* Begin Recorded data *

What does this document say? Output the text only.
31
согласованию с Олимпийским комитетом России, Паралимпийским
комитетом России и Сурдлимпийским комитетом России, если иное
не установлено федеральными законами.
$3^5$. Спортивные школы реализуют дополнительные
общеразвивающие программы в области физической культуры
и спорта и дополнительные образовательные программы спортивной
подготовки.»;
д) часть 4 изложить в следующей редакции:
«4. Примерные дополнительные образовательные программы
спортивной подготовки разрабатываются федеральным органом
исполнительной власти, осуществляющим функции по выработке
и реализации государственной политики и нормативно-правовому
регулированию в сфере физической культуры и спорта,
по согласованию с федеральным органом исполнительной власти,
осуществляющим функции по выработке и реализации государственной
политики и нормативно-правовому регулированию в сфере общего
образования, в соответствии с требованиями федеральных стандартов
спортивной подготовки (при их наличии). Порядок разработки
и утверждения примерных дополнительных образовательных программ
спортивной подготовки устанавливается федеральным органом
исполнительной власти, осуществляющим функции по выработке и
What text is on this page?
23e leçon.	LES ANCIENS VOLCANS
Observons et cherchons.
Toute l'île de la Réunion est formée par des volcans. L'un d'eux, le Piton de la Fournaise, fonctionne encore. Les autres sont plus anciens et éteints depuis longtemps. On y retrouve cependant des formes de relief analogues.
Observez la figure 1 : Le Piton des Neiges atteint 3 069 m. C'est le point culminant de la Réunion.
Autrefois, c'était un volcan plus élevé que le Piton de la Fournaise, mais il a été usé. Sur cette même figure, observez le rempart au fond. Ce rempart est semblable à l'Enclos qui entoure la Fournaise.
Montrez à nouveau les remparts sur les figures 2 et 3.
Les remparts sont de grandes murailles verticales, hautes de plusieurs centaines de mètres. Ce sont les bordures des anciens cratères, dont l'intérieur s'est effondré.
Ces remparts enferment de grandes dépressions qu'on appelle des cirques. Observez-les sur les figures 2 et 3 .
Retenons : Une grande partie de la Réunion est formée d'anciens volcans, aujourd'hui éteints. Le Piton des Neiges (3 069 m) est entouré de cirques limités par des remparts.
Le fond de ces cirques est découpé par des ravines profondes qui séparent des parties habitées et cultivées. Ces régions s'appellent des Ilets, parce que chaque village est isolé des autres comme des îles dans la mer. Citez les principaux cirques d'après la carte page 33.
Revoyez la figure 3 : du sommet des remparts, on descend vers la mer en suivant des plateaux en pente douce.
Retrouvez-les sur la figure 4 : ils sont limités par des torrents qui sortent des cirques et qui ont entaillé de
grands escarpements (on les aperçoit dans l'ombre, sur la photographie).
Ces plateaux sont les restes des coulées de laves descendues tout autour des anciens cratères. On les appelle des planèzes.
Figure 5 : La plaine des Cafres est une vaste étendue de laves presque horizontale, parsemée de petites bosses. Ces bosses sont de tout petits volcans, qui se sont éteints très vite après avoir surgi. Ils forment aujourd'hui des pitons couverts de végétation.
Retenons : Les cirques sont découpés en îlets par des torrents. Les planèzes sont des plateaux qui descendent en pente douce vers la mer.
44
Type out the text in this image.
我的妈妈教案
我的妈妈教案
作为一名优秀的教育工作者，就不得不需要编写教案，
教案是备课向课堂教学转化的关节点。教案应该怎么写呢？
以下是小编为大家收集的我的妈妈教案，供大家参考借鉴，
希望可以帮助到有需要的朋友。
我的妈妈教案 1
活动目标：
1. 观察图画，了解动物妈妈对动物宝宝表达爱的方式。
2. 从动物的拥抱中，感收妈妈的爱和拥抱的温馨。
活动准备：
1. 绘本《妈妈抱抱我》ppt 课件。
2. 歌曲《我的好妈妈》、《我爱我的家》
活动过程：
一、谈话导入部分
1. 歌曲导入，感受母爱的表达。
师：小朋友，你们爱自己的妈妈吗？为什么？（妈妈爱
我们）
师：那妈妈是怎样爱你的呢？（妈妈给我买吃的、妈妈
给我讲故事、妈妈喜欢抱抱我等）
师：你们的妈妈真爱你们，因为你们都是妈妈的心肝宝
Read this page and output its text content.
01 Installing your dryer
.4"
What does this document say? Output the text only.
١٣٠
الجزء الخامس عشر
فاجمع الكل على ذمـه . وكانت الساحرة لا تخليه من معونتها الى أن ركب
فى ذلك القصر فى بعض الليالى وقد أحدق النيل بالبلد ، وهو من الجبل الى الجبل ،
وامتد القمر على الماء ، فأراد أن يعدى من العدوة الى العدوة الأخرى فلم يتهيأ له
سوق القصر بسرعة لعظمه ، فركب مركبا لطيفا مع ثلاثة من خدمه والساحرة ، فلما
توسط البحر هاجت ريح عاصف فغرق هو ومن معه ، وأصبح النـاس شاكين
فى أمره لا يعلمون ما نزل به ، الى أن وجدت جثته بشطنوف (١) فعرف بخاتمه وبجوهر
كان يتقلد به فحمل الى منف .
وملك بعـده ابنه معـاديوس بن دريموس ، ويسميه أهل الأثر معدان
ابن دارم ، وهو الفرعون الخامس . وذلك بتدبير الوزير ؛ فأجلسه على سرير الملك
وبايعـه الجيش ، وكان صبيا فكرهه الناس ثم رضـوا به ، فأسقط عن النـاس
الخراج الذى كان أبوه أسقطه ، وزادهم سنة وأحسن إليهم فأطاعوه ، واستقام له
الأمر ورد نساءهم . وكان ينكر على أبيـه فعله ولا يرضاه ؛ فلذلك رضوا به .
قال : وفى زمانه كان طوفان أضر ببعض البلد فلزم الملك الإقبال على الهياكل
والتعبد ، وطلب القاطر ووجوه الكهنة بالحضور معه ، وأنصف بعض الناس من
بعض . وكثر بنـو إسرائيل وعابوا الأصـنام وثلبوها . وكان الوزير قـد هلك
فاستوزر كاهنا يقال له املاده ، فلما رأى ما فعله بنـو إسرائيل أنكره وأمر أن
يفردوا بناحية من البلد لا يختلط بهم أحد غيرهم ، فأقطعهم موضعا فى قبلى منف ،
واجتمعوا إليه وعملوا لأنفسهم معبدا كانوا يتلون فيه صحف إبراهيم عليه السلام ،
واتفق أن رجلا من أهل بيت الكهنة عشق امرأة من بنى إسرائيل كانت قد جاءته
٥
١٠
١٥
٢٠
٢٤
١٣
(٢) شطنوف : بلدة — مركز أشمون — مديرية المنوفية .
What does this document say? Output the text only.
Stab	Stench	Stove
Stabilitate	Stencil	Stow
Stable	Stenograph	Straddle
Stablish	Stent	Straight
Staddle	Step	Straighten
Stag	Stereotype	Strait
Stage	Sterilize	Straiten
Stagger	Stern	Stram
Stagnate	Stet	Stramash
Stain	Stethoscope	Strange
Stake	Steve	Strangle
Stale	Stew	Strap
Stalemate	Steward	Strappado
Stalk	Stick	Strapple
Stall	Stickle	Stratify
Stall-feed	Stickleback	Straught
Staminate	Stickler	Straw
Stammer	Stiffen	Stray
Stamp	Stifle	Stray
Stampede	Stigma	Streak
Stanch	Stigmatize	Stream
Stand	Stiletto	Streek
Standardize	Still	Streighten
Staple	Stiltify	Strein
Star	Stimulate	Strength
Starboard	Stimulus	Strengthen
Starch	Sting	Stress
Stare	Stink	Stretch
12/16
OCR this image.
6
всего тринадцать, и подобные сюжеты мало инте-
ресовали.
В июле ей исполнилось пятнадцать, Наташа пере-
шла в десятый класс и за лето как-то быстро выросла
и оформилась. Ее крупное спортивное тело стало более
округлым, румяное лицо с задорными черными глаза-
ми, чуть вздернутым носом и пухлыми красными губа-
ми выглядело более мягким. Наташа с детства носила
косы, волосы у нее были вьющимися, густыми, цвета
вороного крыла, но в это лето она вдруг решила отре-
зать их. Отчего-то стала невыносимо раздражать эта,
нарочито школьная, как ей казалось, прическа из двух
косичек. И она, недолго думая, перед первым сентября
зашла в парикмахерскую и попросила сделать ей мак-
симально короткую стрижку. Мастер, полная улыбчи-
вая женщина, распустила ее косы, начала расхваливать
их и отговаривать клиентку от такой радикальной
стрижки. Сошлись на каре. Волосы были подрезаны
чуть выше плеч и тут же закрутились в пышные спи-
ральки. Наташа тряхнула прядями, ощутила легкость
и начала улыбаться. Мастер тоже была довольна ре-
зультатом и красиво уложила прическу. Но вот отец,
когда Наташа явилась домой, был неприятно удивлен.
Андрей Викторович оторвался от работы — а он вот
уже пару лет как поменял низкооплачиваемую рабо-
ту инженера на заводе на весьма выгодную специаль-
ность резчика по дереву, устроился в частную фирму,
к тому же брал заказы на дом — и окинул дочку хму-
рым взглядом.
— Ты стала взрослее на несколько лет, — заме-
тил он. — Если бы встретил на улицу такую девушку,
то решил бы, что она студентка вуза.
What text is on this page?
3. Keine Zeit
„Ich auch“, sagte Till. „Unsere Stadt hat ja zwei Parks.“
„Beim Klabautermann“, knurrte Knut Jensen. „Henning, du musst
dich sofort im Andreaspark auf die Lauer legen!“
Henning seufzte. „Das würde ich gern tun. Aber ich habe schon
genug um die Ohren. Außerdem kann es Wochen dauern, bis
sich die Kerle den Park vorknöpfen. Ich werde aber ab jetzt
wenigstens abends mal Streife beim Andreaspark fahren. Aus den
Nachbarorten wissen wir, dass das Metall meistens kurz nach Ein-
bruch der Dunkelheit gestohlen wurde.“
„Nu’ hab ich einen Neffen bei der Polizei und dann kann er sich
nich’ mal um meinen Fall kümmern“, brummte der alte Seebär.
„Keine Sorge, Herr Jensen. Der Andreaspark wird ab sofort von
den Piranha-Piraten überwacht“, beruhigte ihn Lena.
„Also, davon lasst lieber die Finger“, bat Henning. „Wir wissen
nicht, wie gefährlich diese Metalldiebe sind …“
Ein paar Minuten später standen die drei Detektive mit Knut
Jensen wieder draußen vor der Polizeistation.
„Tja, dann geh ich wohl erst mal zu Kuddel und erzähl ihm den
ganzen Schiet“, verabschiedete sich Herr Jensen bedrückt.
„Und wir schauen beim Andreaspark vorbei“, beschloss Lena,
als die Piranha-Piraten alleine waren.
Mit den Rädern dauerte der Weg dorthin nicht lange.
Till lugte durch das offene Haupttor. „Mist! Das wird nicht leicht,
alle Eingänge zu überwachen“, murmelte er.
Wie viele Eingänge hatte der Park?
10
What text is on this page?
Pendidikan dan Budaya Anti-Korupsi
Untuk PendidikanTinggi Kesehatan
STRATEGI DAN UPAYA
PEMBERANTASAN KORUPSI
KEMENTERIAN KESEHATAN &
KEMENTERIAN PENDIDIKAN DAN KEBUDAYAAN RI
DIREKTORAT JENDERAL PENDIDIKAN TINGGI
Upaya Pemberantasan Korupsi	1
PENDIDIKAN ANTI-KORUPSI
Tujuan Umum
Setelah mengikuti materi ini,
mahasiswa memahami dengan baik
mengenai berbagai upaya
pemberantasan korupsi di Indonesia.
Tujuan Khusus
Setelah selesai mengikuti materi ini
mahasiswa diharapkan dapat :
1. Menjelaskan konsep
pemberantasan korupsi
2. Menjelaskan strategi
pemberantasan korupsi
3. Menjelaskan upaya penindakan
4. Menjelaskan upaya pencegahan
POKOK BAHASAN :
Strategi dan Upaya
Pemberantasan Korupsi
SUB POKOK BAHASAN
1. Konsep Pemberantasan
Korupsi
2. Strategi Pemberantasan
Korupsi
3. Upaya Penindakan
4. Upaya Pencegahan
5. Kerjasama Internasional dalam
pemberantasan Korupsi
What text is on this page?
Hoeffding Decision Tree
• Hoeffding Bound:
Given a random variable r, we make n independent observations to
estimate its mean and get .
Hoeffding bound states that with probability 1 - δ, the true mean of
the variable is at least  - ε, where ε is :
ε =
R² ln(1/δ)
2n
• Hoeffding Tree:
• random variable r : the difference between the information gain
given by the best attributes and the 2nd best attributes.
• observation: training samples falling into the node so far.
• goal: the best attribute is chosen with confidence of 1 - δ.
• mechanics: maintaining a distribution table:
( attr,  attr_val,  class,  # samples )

* End Recorded data *

Instructions to follow ->
Identify the lines in the entries above that contain "Knut", then copy them out.

Full solution ->
„Beim Klabautermann“, knurrte Knut Jensen. „Henning, du musst
Ein paar Minuten später standen die drei Detektive mit Knut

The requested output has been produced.